TASK DESCRIPTION: Copy out, word for word, the full text about the killing of cartel boss Nemesio "El Mencho" Oseguera.

DOCUMENT EXCERPT:
+---+

The killing of cartel boss Nemesio “El Mencho” Oseguera by Mexican special forces a week ago is the biggest blow to organized crime in Mexico in years.
The danger is that Washington takes the wrong lesson: That Mexico can handle the cartels on its own, if only it musters the political will.
It can’t. Not without serious American help.
President Claudia Sheinbaum had already broken from her predecessor’s passive approach, which had allowed the cartels to become far too powerful.
She ramped up fentanyl seizures and handed cartel members to the United States.
But going after the kingpin of the Jalisco New Generation Cartel, Mexico’s most dangerous criminal organization, was a different order of magnitude.
President Donald Trump’s repeated threats to order unilateral strikes on Mexican cartels were likely a deciding factor; the Mexican government had recently come to believe a US incursion was likely.
Whatever mix of conviction and calculation drove Sheinbaum’s decision, the costs are falling squarely on Mexico.
Within hours, CJNG demonstrated its reach, burning trucks and buildings across 20 states and killing 25 National Guard members.
The longer-term costs — a succession war inside the cartel, rival groups grabbing territory, months of escalating violence — are still ahead.
Trump got the result he wanted.
The question is whether he will help manage the consequences.

+---+

ENTRIES SUPPLIED:

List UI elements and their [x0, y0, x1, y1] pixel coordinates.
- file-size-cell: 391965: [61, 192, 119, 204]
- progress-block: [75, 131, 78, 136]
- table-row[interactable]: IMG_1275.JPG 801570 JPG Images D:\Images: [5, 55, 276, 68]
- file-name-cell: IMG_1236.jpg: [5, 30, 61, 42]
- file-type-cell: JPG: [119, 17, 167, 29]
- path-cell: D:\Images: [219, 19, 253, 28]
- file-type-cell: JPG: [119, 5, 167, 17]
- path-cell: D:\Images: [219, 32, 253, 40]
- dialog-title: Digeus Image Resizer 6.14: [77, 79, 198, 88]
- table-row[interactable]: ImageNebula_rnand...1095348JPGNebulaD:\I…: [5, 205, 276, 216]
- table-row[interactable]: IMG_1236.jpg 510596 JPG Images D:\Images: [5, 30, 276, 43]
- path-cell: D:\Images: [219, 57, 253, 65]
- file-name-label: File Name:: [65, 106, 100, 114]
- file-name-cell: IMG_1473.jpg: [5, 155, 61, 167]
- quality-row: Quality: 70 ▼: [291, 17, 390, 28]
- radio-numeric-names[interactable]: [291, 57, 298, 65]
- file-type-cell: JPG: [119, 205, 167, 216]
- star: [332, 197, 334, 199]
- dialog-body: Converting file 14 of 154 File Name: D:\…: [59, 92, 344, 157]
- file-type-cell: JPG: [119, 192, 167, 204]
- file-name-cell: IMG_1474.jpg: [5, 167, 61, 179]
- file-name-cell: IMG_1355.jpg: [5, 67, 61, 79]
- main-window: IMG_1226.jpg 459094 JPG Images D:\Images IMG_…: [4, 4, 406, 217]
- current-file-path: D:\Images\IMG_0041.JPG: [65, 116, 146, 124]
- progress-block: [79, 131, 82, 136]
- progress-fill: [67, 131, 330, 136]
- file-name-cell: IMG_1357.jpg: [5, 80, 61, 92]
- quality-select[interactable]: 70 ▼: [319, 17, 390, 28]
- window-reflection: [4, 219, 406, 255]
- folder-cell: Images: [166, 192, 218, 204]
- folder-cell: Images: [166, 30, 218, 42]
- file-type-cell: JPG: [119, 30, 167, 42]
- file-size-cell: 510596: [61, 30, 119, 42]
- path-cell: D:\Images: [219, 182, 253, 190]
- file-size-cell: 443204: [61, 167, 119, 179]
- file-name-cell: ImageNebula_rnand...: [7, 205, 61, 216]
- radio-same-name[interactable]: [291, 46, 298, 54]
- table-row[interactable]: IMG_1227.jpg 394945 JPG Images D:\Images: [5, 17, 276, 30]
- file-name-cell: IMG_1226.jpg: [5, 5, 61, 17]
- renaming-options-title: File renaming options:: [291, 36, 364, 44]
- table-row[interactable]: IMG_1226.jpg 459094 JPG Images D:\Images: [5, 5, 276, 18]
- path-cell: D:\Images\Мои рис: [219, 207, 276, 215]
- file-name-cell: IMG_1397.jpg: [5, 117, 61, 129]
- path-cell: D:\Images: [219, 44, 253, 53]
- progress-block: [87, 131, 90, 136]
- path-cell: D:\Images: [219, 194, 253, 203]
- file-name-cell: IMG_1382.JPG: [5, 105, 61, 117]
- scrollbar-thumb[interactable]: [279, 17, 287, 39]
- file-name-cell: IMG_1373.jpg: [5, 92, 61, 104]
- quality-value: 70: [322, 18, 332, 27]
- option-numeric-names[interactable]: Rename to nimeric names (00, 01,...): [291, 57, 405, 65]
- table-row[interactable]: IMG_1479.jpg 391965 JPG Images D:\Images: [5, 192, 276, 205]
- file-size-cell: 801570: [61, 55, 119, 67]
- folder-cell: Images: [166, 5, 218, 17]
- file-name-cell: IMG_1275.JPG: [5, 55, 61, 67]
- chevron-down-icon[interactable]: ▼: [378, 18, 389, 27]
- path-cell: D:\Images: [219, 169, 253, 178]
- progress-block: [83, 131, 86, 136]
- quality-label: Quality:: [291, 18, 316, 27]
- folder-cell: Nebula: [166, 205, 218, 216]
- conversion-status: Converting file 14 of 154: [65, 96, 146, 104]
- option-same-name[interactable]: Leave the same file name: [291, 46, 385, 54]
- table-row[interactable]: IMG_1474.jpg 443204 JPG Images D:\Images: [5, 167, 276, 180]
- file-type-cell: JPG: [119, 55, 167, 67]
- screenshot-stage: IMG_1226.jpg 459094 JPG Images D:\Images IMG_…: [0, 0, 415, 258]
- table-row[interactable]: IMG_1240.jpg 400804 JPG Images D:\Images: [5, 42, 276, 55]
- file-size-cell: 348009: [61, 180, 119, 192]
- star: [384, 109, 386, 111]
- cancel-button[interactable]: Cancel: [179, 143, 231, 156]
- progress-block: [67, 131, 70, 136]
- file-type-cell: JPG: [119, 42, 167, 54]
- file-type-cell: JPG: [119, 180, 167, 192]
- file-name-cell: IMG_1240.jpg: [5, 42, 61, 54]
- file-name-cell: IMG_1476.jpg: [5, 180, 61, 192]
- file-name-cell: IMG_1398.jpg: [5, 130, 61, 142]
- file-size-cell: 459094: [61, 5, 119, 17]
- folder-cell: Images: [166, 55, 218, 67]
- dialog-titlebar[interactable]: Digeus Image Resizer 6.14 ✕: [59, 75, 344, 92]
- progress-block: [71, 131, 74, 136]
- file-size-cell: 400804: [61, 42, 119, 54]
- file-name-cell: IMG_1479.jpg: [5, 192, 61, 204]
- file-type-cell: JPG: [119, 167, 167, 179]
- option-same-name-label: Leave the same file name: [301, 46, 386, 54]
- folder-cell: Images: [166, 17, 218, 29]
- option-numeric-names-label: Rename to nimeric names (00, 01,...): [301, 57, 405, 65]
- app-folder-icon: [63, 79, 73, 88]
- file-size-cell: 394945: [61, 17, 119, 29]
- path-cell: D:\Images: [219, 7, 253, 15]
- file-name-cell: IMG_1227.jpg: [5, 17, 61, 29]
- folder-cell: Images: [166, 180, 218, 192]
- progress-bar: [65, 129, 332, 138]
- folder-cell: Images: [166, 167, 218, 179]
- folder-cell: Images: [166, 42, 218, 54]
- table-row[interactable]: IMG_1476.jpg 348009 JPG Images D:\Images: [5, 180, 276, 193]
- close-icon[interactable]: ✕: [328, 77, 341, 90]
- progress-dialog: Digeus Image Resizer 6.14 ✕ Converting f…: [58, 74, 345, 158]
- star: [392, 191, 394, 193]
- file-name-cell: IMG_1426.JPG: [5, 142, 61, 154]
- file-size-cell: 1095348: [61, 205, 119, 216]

+---+

OUTPUT FOR THIS EXERCISE:
The killing of cartel boss Nemesio “El Mencho” Oseguera by Mexican special forces a week ago is the biggest blow to organized crime in Mexico in years.
The danger is that Washington takes the wrong lesson: That Mexico can handle the cartels on its own, if only it musters the political will.
It can’t. Not without serious American help.
President Claudia Sheinbaum had already broken from her predecessor’s passive approach, which had allowed the cartels to become far too powerful.
She ramped up fentanyl seizures and handed cartel members to the United States.
But going after the kingpin of the Jalisco New Generation Cartel, Mexico’s most dangerous criminal organization, was a different order of magnitude.
President Donald Trump’s repeated threats to order unilateral strikes on Mexican cartels were likely a deciding factor; the Mexican government had recently come to believe a US incursion was likely.
Whatever mix of conviction and calculation drove Sheinbaum’s decision, the costs are falling squarely on Mexico.
Within hours, CJNG demonstrated its reach, burning trucks and buildings across 20 states and killing 25 National Guard members.
The longer-term costs — a succession war inside the cartel, rival groups grabbing territory, months of escalating violence — are still ahead.
Trump got the result he wanted.
The question is whether he will help manage the consequences.